*STATED EXERCISE*.
In the listing that follows, count every line with the word "imoes" in it and write only the total.

——

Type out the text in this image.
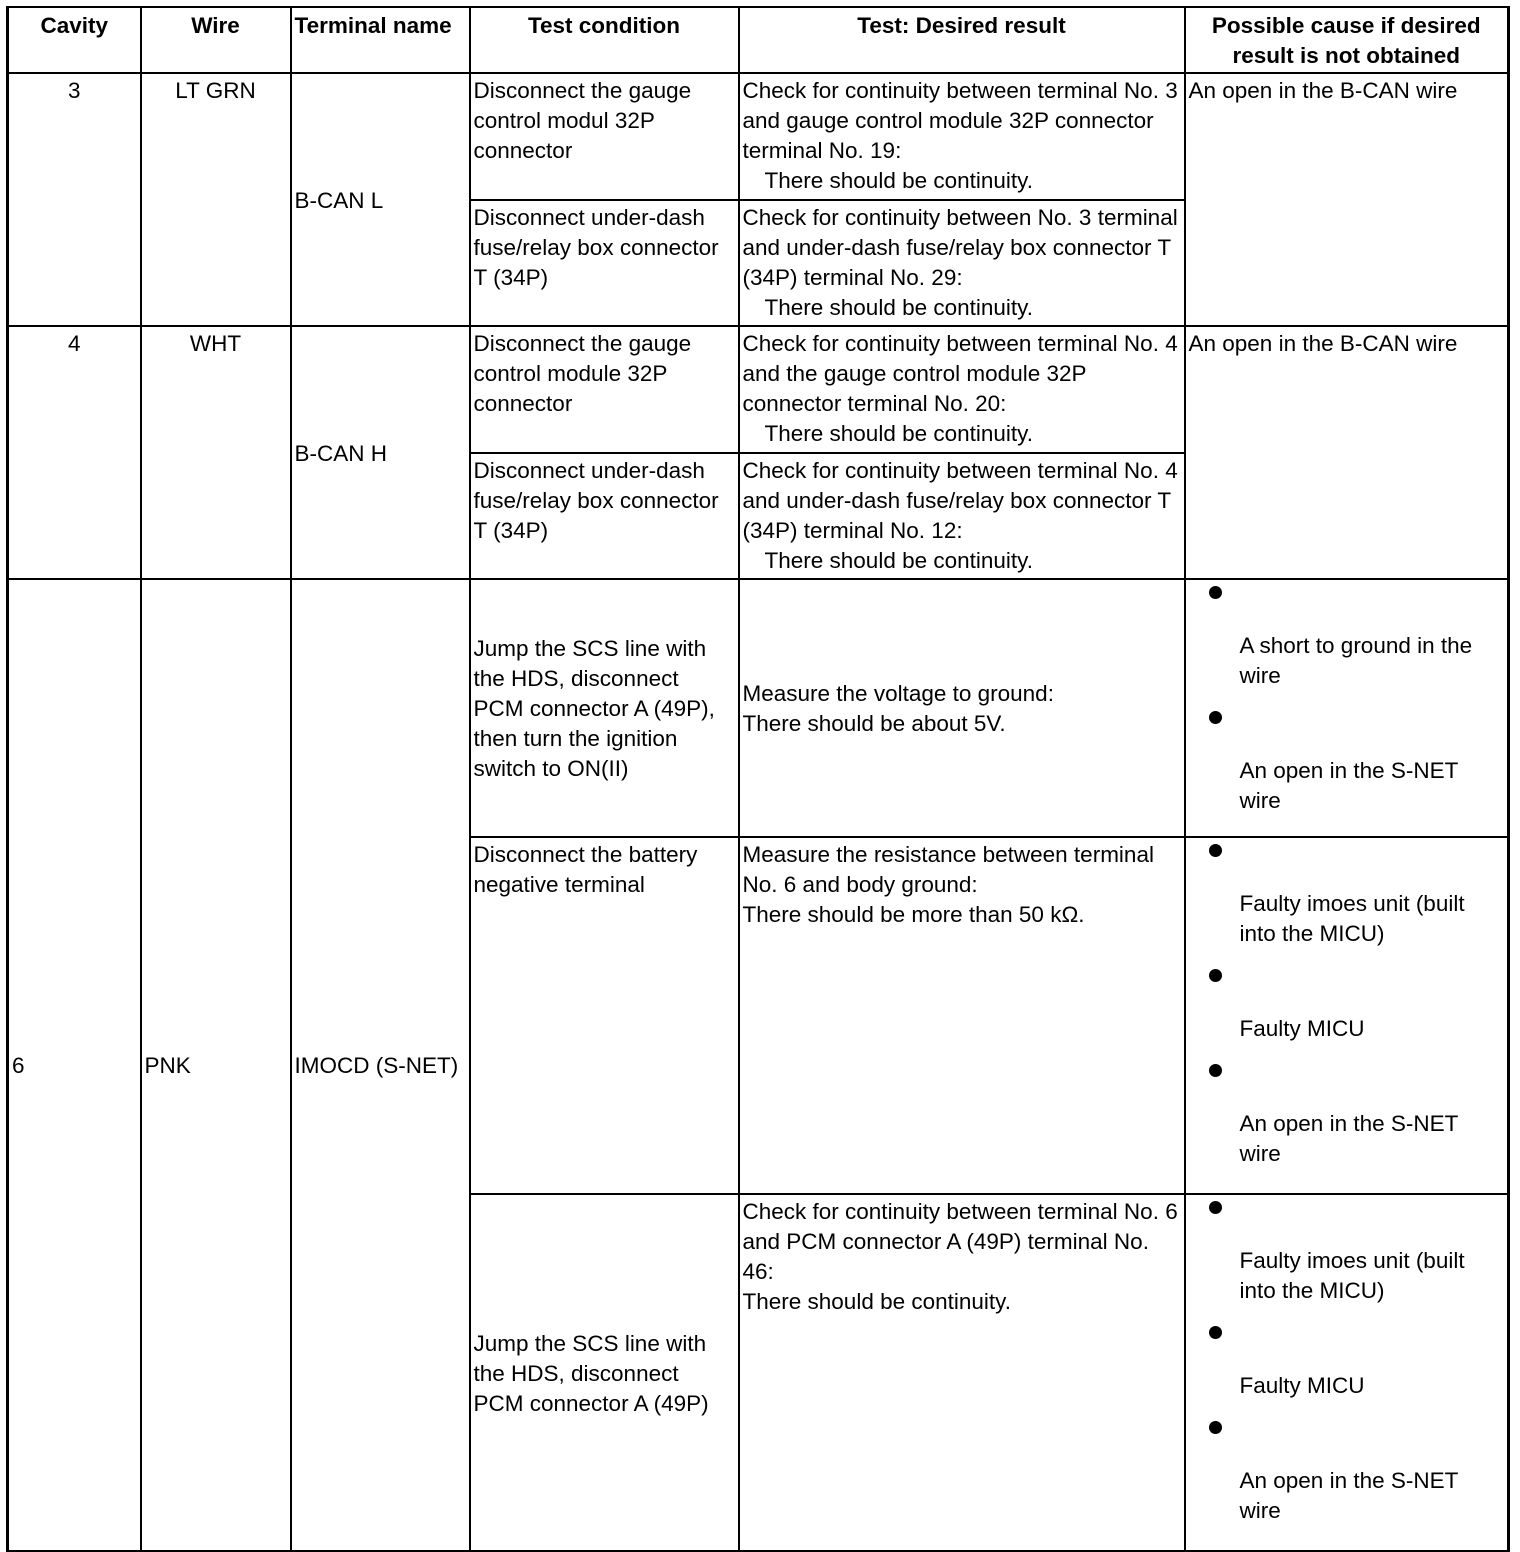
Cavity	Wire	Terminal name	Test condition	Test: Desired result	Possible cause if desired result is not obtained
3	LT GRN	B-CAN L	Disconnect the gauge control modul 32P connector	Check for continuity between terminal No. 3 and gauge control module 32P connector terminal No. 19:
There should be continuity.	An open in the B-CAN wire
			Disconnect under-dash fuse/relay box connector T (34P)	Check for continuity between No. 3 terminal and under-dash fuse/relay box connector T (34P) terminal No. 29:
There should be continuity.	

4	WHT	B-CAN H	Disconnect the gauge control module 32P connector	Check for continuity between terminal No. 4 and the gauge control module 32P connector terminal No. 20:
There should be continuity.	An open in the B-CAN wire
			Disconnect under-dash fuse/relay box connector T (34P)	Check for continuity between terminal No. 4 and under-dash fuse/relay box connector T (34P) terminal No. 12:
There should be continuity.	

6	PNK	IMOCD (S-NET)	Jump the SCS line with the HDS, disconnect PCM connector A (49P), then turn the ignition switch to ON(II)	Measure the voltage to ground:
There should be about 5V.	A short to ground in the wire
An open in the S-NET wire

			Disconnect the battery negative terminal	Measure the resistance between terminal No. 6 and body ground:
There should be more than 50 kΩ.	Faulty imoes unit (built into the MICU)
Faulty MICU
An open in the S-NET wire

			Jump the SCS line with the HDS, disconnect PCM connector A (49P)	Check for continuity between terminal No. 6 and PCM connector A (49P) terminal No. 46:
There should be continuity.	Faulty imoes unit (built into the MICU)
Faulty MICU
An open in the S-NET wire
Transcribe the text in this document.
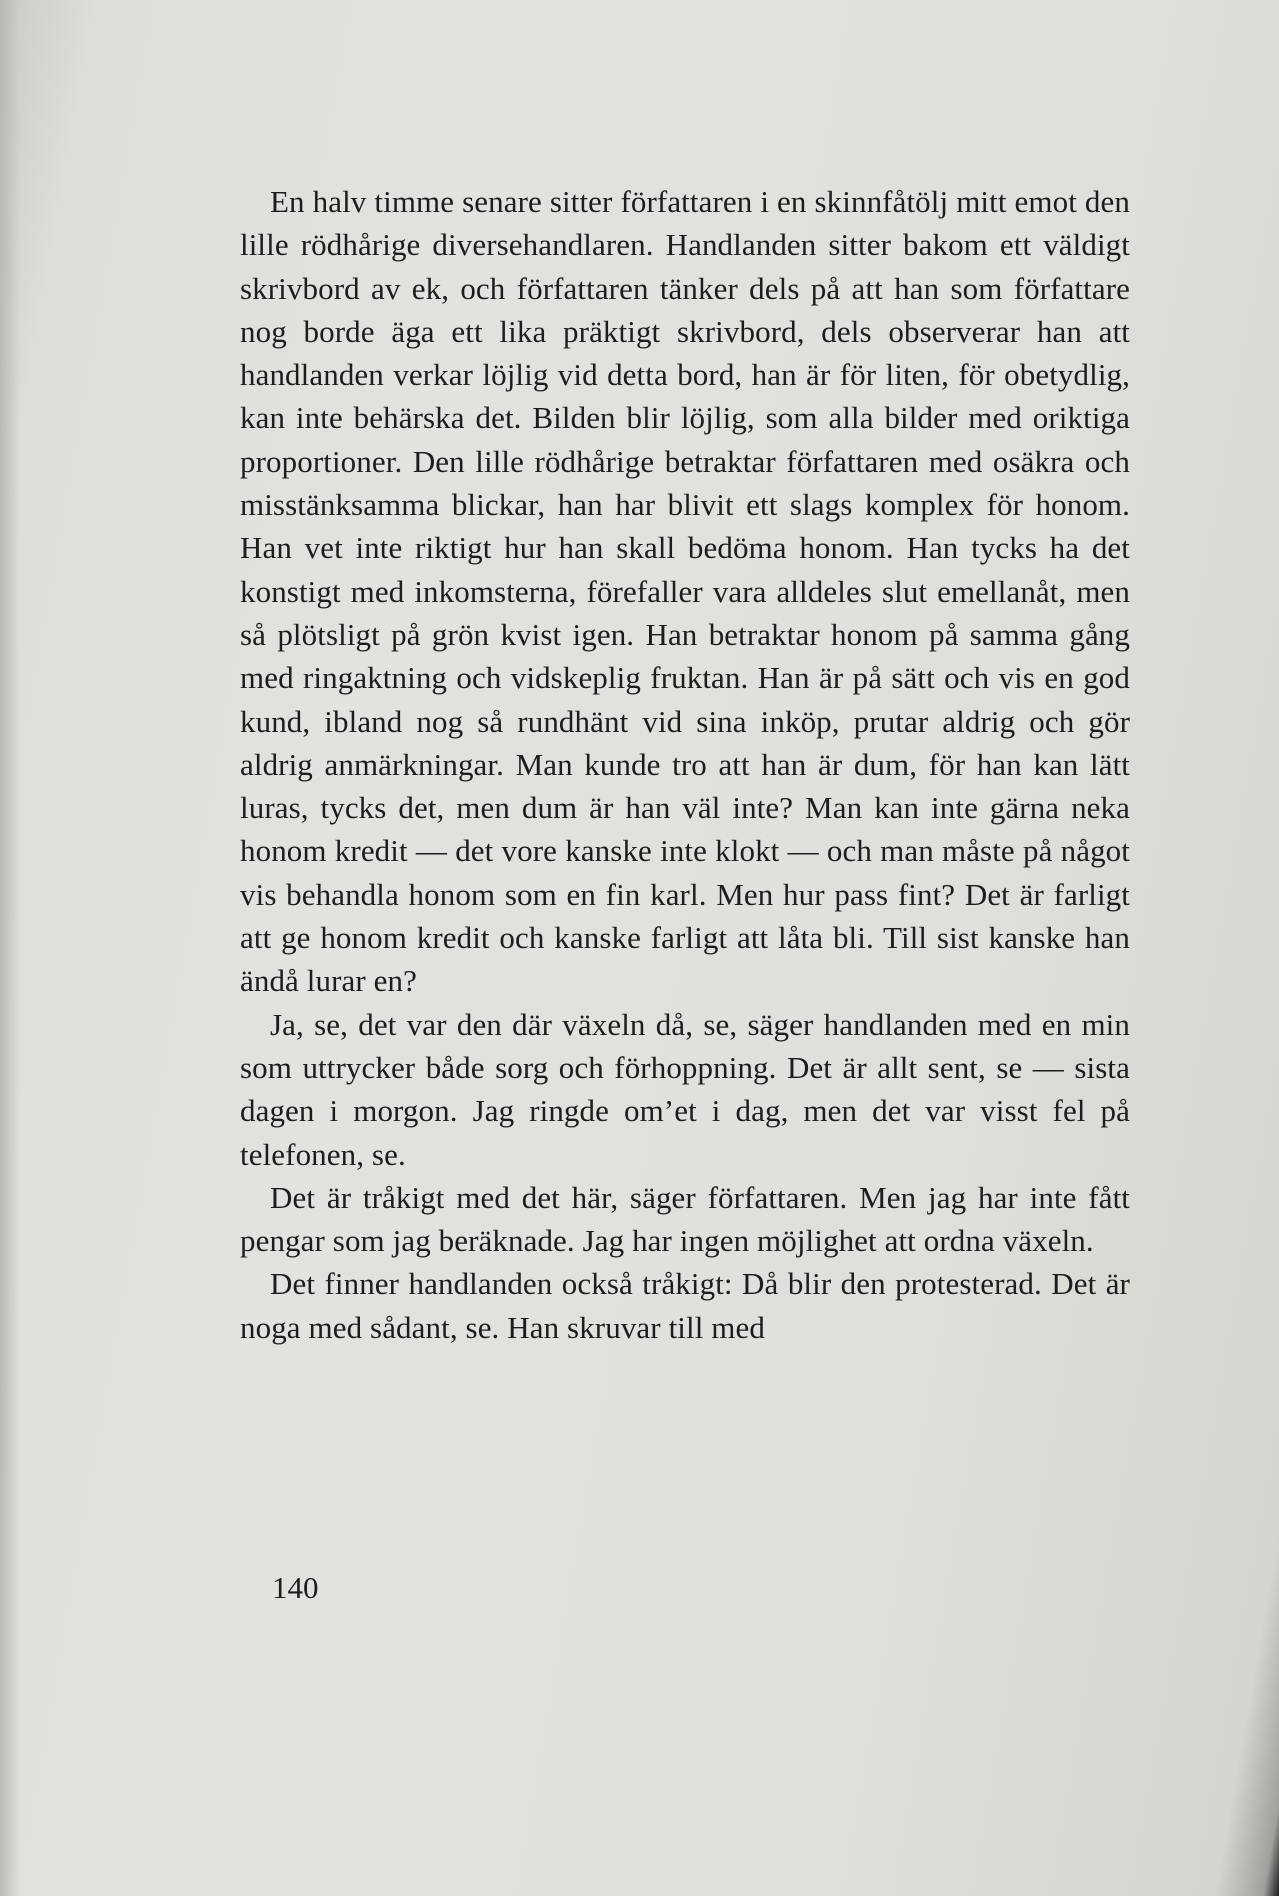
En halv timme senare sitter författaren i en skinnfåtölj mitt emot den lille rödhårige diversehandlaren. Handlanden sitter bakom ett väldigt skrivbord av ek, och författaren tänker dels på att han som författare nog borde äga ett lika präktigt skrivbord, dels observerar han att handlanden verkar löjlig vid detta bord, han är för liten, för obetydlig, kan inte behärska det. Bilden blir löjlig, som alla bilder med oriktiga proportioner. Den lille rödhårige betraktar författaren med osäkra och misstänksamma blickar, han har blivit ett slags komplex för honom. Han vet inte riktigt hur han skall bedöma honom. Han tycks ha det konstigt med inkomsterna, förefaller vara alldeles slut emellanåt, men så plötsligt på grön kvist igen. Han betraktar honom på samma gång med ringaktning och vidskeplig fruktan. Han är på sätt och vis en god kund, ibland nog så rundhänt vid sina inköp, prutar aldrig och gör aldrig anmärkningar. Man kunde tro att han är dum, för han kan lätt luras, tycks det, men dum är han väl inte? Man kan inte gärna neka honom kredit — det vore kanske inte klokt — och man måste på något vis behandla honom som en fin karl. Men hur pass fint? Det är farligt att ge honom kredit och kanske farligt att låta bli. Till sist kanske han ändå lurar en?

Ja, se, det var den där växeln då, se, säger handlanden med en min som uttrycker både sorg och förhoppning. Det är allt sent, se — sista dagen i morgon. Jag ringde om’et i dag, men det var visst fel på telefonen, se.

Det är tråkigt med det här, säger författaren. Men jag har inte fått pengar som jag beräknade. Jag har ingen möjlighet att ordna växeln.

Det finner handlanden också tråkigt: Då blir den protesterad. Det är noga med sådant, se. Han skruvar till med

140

——

*WORKED ANSWER*.
2